======== Given information

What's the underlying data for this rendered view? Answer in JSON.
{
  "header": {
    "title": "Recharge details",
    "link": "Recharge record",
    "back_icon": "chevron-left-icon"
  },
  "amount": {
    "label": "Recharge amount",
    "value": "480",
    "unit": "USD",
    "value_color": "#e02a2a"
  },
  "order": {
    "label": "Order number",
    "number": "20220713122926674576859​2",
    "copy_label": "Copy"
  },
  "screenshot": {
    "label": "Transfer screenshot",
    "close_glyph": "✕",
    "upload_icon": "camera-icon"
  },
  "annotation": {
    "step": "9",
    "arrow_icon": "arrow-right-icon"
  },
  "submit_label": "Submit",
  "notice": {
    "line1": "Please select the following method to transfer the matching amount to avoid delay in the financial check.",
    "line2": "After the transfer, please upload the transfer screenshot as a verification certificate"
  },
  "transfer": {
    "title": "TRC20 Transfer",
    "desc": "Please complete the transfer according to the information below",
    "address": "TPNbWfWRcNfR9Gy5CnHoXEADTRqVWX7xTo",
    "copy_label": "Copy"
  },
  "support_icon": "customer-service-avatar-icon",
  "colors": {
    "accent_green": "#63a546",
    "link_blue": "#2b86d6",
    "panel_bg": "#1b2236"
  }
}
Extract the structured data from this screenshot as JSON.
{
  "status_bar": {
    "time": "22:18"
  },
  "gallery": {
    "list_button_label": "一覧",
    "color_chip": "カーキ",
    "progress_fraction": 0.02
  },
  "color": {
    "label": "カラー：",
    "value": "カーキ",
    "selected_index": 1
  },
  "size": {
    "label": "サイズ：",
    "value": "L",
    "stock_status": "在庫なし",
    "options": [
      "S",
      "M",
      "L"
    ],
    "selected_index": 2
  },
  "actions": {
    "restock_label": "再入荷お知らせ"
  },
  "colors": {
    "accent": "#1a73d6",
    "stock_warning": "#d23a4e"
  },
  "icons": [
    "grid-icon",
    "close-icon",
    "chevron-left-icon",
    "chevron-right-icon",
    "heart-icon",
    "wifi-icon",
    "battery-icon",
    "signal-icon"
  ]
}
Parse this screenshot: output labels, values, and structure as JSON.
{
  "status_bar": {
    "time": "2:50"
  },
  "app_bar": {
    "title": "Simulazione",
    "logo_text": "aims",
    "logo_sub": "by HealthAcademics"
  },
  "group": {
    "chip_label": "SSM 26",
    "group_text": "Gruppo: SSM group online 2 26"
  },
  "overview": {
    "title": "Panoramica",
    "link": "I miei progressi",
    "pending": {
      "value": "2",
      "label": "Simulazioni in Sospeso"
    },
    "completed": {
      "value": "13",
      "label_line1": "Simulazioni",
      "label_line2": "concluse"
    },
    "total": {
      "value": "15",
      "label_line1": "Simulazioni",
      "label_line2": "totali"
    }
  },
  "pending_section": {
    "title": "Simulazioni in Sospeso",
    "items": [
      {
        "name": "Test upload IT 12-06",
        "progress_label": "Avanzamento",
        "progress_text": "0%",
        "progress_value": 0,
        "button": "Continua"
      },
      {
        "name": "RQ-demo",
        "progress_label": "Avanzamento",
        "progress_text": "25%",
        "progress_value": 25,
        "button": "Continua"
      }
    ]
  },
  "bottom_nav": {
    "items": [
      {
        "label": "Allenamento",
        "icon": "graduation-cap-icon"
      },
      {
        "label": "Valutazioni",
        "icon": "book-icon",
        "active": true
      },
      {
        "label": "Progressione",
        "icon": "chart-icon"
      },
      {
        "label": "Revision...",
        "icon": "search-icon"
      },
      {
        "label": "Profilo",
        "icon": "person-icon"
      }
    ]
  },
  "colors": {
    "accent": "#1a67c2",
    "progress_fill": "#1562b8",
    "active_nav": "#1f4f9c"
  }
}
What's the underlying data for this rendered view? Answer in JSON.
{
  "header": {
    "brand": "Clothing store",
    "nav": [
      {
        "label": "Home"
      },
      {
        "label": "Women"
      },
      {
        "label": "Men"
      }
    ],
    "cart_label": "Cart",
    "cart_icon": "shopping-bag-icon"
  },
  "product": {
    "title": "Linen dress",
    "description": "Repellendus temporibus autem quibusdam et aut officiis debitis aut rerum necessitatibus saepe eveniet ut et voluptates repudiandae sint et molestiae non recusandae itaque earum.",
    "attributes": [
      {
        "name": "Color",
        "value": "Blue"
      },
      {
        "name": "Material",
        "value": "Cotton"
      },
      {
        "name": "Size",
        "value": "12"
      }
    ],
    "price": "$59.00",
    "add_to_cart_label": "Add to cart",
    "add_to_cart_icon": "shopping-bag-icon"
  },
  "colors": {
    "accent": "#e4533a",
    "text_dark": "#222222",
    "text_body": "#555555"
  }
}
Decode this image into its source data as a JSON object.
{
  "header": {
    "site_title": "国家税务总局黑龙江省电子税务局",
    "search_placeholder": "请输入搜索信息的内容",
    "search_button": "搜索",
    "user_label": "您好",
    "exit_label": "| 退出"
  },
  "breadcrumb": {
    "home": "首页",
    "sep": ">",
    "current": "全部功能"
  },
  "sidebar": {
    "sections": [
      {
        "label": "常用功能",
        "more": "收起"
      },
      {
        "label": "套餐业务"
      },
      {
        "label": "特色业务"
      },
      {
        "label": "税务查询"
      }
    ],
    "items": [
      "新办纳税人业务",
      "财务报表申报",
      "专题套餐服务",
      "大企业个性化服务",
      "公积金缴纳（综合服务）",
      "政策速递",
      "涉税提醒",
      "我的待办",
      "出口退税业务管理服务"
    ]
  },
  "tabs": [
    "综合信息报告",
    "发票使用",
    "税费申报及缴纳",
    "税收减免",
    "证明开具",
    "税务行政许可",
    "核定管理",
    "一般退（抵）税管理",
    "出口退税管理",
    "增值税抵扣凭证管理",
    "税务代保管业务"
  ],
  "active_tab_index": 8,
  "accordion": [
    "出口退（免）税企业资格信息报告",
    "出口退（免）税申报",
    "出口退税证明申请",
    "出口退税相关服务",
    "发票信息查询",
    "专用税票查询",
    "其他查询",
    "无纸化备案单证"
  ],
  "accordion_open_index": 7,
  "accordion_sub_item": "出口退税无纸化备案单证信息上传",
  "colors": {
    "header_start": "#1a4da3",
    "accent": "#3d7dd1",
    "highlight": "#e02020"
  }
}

================

Exercise details:
Return each line of the data exactly as written above.

Response:
What's the underlying data for this rendered view? Answer in JSON.
{
  "header": {
    "title": "Recharge details",
    "link": "Recharge record",
    "back_icon": "chevron-left-icon"
  },
  "amount": {
    "label": "Recharge amount",
    "value": "480",
    "unit": "USD",
    "value_color": "#e02a2a"
  },
  "order": {
    "label": "Order number",
    "number": "20220713122926674576859​2",
    "copy_label": "Copy"
  },
  "screenshot": {
    "label": "Transfer screenshot",
    "close_glyph": "✕",
    "upload_icon": "camera-icon"
  },
  "annotation": {
    "step": "9",
    "arrow_icon": "arrow-right-icon"
  },
  "submit_label": "Submit",
  "notice": {
    "line1": "Please select the following method to transfer the matching amount to avoid delay in the financial check.",
    "line2": "After the transfer, please upload the transfer screenshot as a verification certificate"
  },
  "transfer": {
    "title": "TRC20 Transfer",
    "desc": "Please complete the transfer according to the information below",
    "address": "TPNbWfWRcNfR9Gy5CnHoXEADTRqVWX7xTo",
    "copy_label": "Copy"
  },
  "support_icon": "customer-service-avatar-icon",
  "colors": {
    "accent_green": "#63a546",
    "link_blue": "#2b86d6",
    "panel_bg": "#1b2236"
  }
}
Extract the structured data from this screenshot as JSON.
{
  "status_bar": {
    "time": "22:18"
  },
  "gallery": {
    "list_button_label": "一覧",
    "color_chip": "カーキ",
    "progress_fraction": 0.02
  },
  "color": {
    "label": "カラー：",
    "value": "カーキ",
    "selected_index": 1
  },
  "size": {
    "label": "サイズ：",
    "value": "L",
    "stock_status": "在庫なし",
    "options": [
      "S",
      "M",
      "L"
    ],
    "selected_index": 2
  },
  "actions": {
    "restock_label": "再入荷お知らせ"
  },
  "colors": {
    "accent": "#1a73d6",
    "stock_warning": "#d23a4e"
  },
  "icons": [
    "grid-icon",
    "close-icon",
    "chevron-left-icon",
    "chevron-right-icon",
    "heart-icon",
    "wifi-icon",
    "battery-icon",
    "signal-icon"
  ]
}
Parse this screenshot: output labels, values, and structure as JSON.
{
  "status_bar": {
    "time": "2:50"
  },
  "app_bar": {
    "title": "Simulazione",
    "logo_text": "aims",
    "logo_sub": "by HealthAcademics"
  },
  "group": {
    "chip_label": "SSM 26",
    "group_text": "Gruppo: SSM group online 2 26"
  },
  "overview": {
    "title": "Panoramica",
    "link": "I miei progressi",
    "pending": {
      "value": "2",
      "label": "Simulazioni in Sospeso"
    },
    "completed": {
      "value": "13",
      "label_line1": "Simulazioni",
      "label_line2": "concluse"
    },
    "total": {
      "value": "15",
      "label_line1": "Simulazioni",
      "label_line2": "totali"
    }
  },
  "pending_section": {
    "title": "Simulazioni in Sospeso",
    "items": [
      {
        "name": "Test upload IT 12-06",
        "progress_label": "Avanzamento",
        "progress_text": "0%",
        "progress_value": 0,
        "button": "Continua"
      },
      {
        "name": "RQ-demo",
        "progress_label": "Avanzamento",
        "progress_text": "25%",
        "progress_value": 25,
        "button": "Continua"
      }
    ]
  },
  "bottom_nav": {
    "items": [
      {
        "label": "Allenamento",
        "icon": "graduation-cap-icon"
      },
      {
        "label": "Valutazioni",
        "icon": "book-icon",
        "active": true
      },
      {
        "label": "Progressione",
        "icon": "chart-icon"
      },
      {
        "label": "Revision...",
        "icon": "search-icon"
      },
      {
        "label": "Profilo",
        "icon": "person-icon"
      }
    ]
  },
  "colors": {
    "accent": "#1a67c2",
    "progress_fill": "#1562b8",
    "active_nav": "#1f4f9c"
  }
}
What's the underlying data for this rendered view? Answer in JSON.
{
  "header": {
    "brand": "Clothing store",
    "nav": [
      {
        "label": "Home"
      },
      {
        "label": "Women"
      },
      {
        "label": "Men"
      }
    ],
    "cart_label": "Cart",
    "cart_icon": "shopping-bag-icon"
  },
  "product": {
    "title": "Linen dress",
    "description": "Repellendus temporibus autem quibusdam et aut officiis debitis aut rerum necessitatibus saepe eveniet ut et voluptates repudiandae sint et molestiae non recusandae itaque earum.",
    "attributes": [
      {
        "name": "Color",
        "value": "Blue"
      },
      {
        "name": "Material",
        "value": "Cotton"
      },
      {
        "name": "Size",
        "value": "12"
      }
    ],
    "price": "$59.00",
    "add_to_cart_label": "Add to cart",
    "add_to_cart_icon": "shopping-bag-icon"
  },
  "colors": {
    "accent": "#e4533a",
    "text_dark": "#222222",
    "text_body": "#555555"
  }
}
Decode this image into its source data as a JSON object.
{
  "header": {
    "site_title": "国家税务总局黑龙江省电子税务局",
    "search_placeholder": "请输入搜索信息的内容",
    "search_button": "搜索",
    "user_label": "您好",
    "exit_label": "| 退出"
  },
  "breadcrumb": {
    "home": "首页",
    "sep": ">",
    "current": "全部功能"
  },
  "sidebar": {
    "sections": [
      {
        "label": "常用功能",
        "more": "收起"
      },
      {
        "label": "套餐业务"
      },
      {
        "label": "特色业务"
      },
      {
        "label": "税务查询"
      }
    ],
    "items": [
      "新办纳税人业务",
      "财务报表申报",
      "专题套餐服务",
      "大企业个性化服务",
      "公积金缴纳（综合服务）",
      "政策速递",
      "涉税提醒",
      "我的待办",
      "出口退税业务管理服务"
    ]
  },
  "tabs": [
    "综合信息报告",
    "发票使用",
    "税费申报及缴纳",
    "税收减免",
    "证明开具",
    "税务行政许可",
    "核定管理",
    "一般退（抵）税管理",
    "出口退税管理",
    "增值税抵扣凭证管理",
    "税务代保管业务"
  ],
  "active_tab_index": 8,
  "accordion": [
    "出口退（免）税企业资格信息报告",
    "出口退（免）税申报",
    "出口退税证明申请",
    "出口退税相关服务",
    "发票信息查询",
    "专用税票查询",
    "其他查询",
    "无纸化备案单证"
  ],
  "accordion_open_index": 7,
  "accordion_sub_item": "出口退税无纸化备案单证信息上传",
  "colors": {
    "header_start": "#1a4da3",
    "accent": "#3d7dd1",
    "highlight": "#e02020"
  }
}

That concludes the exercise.